给定题目:
根据所给文本回答下列问题,每问单独一行,答案也按 (a)、(b)、(c) 标注。
(a) 提问者最先遇到的报错提示是什么?
(b) 提问者用 mahout 里的哪个工具把 txt 文件转成了 sequencefile?
(c) 在 setup 方法中,hmm 是通过调用哪个方法得到的?

所给文本:
* * *

哪位大神能帮我看一下,为什么我基于hadoop实现的hmm,输入总是报错?一开始报not a sequencefile ,然后我用mahout里面的seqdirectory把txt文件变成了sequencefile,接着又报java.lang.NullPointerException。我都要哭了,刚开始学hadoop
import java.io.IOException;
import java.text.DecimalFormat;
import org.apache.hadoop.conf.Configuration;
import org.apache.hadoop.fs.FileSystem;
import org.apache.hadoop.fs.Path;
import org.apache.hadoop.io.ArrayWritable;
import org.apache.hadoop.io.DoubleWritable;
import org.apache.hadoop.io.Text;
import org.apache.hadoop.io.Writable;
import org.apache.hadoop.mapreduce.lib.input.SequenceFileInputFormat;
import org.apache.hadoop.mapreduce.lib.output.SequenceFileOutputFormat;
import org.apache.hadoop.mapreduce.Job;
import org.apache.hadoop.mapreduce.Mapper;
import org.apache.hadoop.mapreduce.Reducer;
import org.apache.hadoop.mapreduce.lib.input.FileInputFormat;
import org.apache.hadoop.mapreduce.lib.output.FileOutputFormat;
public class HmmParallel {
public static class HmmParallelMap extends Mapper{
// the number of Observations;
private static int Observations;
// the number of States;
private static int States;
// the observationSequence;
int[] observedSequence;
// the hiddenSequence;
int[] hiddenSequence;
private HmmModel hmm;
private ArrayWritable piStripe;
private ArrayWritable emissionStripe;
private ArrayWritable transitionStripe;
private Writable[] pi_tmp;
private Writable[] em_tmp;
private Writable[] tr_tmp;
// the Observations of training data
int[] o;
/**
* Create an supervised initial estimate of an HMM Model based on
* transitionMatrix sequence of observed and hidden states.
*
* @return An initial model using the estimated parameters
*/
public void setup(Context context)
throws IOException, InterruptedException{
hmm = HmmTrainer.trainSupervised(States, Observations, observedSequence, hiddenSequence, 0);
}
/**
* Map function of the HMM Parallel. The input of <key, value> is: key
* contains the offset of the first character in a line, value contains one
* line data of the training data. The output of <key, value> is: <initial,
* initialProbabilities>, <emit from states, Stripe emissionMatrix>,
* <transit from states, Stripe transitionMatrix>
*/
public void map(Object key, Text value, Context context)
throws IOException, InterruptedException{
for(int i = 0; i < value.getLength(); i++){
o[i] = value.charAt(i);
}
int T = value.getLength();
double[][] fwd;
double[][] bwd;
double initialProbabilities[] = new double[hmm.numStates];
double transitionMatrix[][] = new double[hmm.numStates][hmm.numStates];
double emissionMatrix[][] = new double[hmm.numStates][hmm.sigmaSize];
//calculation of forward and backward Variables from the current model
fwd = HmmAlgorithms.forwardAlgorithm(hmm, o, true);
bwd = HmmAlgorithms.backwardAlgorithm(hmm, o, true);
//re-estimation of initial state probabilities
for(int i = 0; i < hmm.numStates; i++)

* * *

记录数据:

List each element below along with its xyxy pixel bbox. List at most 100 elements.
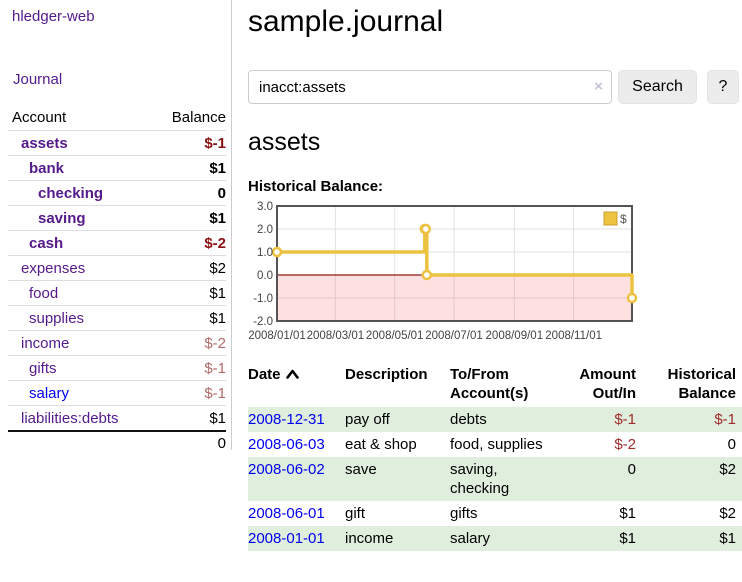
register-accounts: salary <box>450 526 560 551</box>
register-amount: $1 <box>560 501 642 526</box>
account-link[interactable]: income <box>8 332 69 355</box>
register-date: 2008-06-01 <box>248 501 345 526</box>
account-balance: $-1 <box>204 382 226 405</box>
page-title: sample.journal <box>248 4 742 40</box>
sidebar: hledger-web Journal Account Balance asse… <box>0 0 232 450</box>
svg-text:0.0: 0.0 <box>257 270 273 282</box>
register-header-balance: Historical Balance <box>642 363 742 407</box>
register-balance: $2 <box>642 501 742 526</box>
register-date-link[interactable]: 2008-06-03 <box>248 436 325 453</box>
account-row: checking 0 <box>8 180 226 205</box>
accounts-header-account: Account <box>12 106 66 130</box>
search-form: × Search ? <box>248 70 742 104</box>
register-date-link[interactable]: 2008-01-01 <box>248 530 325 547</box>
svg-text:2008/09/01: 2008/09/01 <box>486 330 544 342</box>
account-row: supplies $1 <box>8 305 226 330</box>
register-table: Date Description To/From Account(s) Amou… <box>248 363 742 551</box>
register-accounts: debts <box>450 407 560 432</box>
register-amount: 0 <box>560 457 642 501</box>
account-row: expenses $2 <box>8 255 226 280</box>
register-balance: $1 <box>642 526 742 551</box>
search-input[interactable] <box>248 70 612 104</box>
account-balance: $2 <box>209 257 226 280</box>
chart-legend-label: $ <box>620 212 627 226</box>
sidebar-item-journal[interactable]: Journal <box>13 71 231 88</box>
account-row: food $1 <box>8 280 226 305</box>
help-button[interactable]: ? <box>707 70 739 104</box>
balance-chart: 3.02.01.00.0-1.0-2.02008/01/012008/03/01… <box>248 202 742 347</box>
svg-text:2008/03/01: 2008/03/01 <box>307 330 365 342</box>
register-amount: $-2 <box>560 432 642 457</box>
register-header-description: Description <box>345 363 450 407</box>
hledger-web-page: hledger-web Journal Account Balance asse… <box>0 0 742 582</box>
account-link[interactable]: salary <box>8 382 69 405</box>
historical-balance-label: Historical Balance: <box>248 178 742 195</box>
register-balance: 0 <box>642 432 742 457</box>
account-link[interactable]: saving <box>8 207 86 230</box>
register-date: 2008-12-31 <box>248 407 345 432</box>
register-date-link[interactable]: 2008-06-02 <box>248 461 325 478</box>
account-link[interactable]: checking <box>8 182 103 205</box>
search-button[interactable]: Search <box>618 70 697 104</box>
account-link[interactable]: expenses <box>8 257 85 280</box>
account-balance: $-2 <box>204 332 226 355</box>
account-balance: $1 <box>209 157 226 180</box>
account-balance: $1 <box>209 307 226 330</box>
account-row: income $-2 <box>8 330 226 355</box>
register-balance: $-1 <box>642 407 742 432</box>
account-row: salary $-1 <box>8 380 226 405</box>
register-date: 2008-01-01 <box>248 526 345 551</box>
account-link[interactable]: liabilities:debts <box>8 407 119 430</box>
account-link[interactable]: food <box>8 282 58 305</box>
register-amount: $-1 <box>560 407 642 432</box>
accounts-rows: assets$-1bank$1checking0saving$1cash$-2e… <box>8 130 226 430</box>
register-amount: $1 <box>560 526 642 551</box>
register-accounts: food, supplies <box>450 432 560 457</box>
register-date-link[interactable]: 2008-12-31 <box>248 411 325 428</box>
register-row: 2008-06-02savesaving, checking0$2 <box>248 457 742 501</box>
register-description: gift <box>345 501 450 526</box>
sort-ascending-icon <box>286 369 299 379</box>
account-balance: 0 <box>218 182 226 205</box>
account-row: assets $-1 <box>8 130 226 155</box>
account-balance: $-1 <box>204 132 226 155</box>
app-title[interactable]: hledger-web <box>12 8 231 25</box>
accounts-total-value: 0 <box>218 432 226 456</box>
svg-text:3.0: 3.0 <box>257 201 273 213</box>
account-link[interactable]: supplies <box>8 307 84 330</box>
account-link[interactable]: assets <box>8 132 68 155</box>
register-header-row: Date Description To/From Account(s) Amou… <box>248 363 742 407</box>
register-header-date[interactable]: Date <box>248 363 345 407</box>
account-balance: $-2 <box>204 232 226 255</box>
register-row: 2008-12-31pay offdebts$-1$-1 <box>248 407 742 432</box>
register-row: 2008-06-03 eat & shopfood, supplies$-20 <box>248 432 742 457</box>
account-balance: $-1 <box>204 357 226 380</box>
clear-search-icon[interactable]: × <box>594 78 603 96</box>
accounts-table-header: Account Balance <box>8 106 226 130</box>
account-row: bank $1 <box>8 155 226 180</box>
accounts-header-balance: Balance <box>172 106 226 130</box>
account-heading: assets <box>248 128 742 156</box>
register-description: income <box>345 526 450 551</box>
account-balance: $1 <box>209 207 226 230</box>
account-row: gifts $-1 <box>8 355 226 380</box>
accounts-total-row: 0 <box>8 430 226 456</box>
account-row: liabilities:debts$1 <box>8 405 226 430</box>
register-accounts: saving, checking <box>450 457 560 501</box>
account-link[interactable]: bank <box>8 157 64 180</box>
account-balance: $1 <box>209 282 226 305</box>
account-row: saving $1 <box>8 205 226 230</box>
register-description: pay off <box>345 407 450 432</box>
svg-text:2008/01/01: 2008/01/01 <box>248 330 306 342</box>
register-description: eat & shop <box>345 432 450 457</box>
register-accounts: gifts <box>450 501 560 526</box>
register-date-link[interactable]: 2008-06-01 <box>248 505 325 522</box>
register-date: 2008-06-03 <box>248 432 345 457</box>
account-link[interactable]: gifts <box>8 357 57 380</box>
main-content: sample.journal × Search ? assets Histori… <box>248 0 742 551</box>
account-link[interactable]: cash <box>8 232 63 255</box>
register-date: 2008-06-02 <box>248 457 345 501</box>
register-balance: $2 <box>642 457 742 501</box>
register-row: 2008-01-01incomesalary$1$1 <box>248 526 742 551</box>
svg-text:2.0: 2.0 <box>257 224 273 236</box>
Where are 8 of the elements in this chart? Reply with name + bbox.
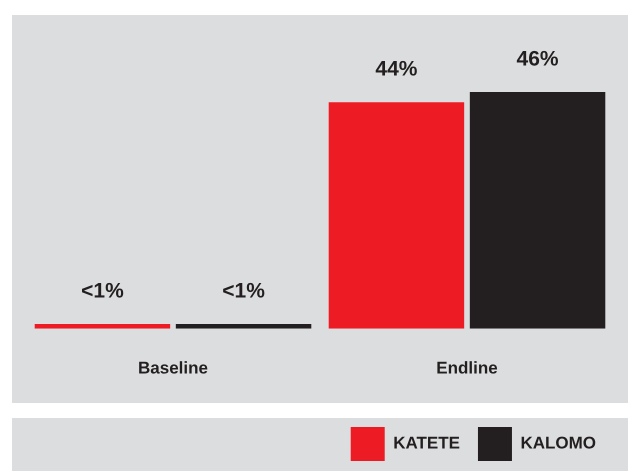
legend-label: KATETE xyxy=(393,434,460,453)
data-label: 46% xyxy=(516,47,559,70)
legend-label: KALOMO xyxy=(520,434,596,453)
data-label: <1% xyxy=(81,279,124,302)
x-tick-label: Baseline xyxy=(138,358,208,378)
data-label: 44% xyxy=(375,58,418,81)
x-tick-label: Endline xyxy=(436,358,498,378)
data-label: <1% xyxy=(222,279,266,302)
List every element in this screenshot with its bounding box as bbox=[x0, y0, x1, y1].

* * *

本题结果:
(a) not a sequencefile
(b) seqdirectory
(c) HmmTrainer.trainSupervised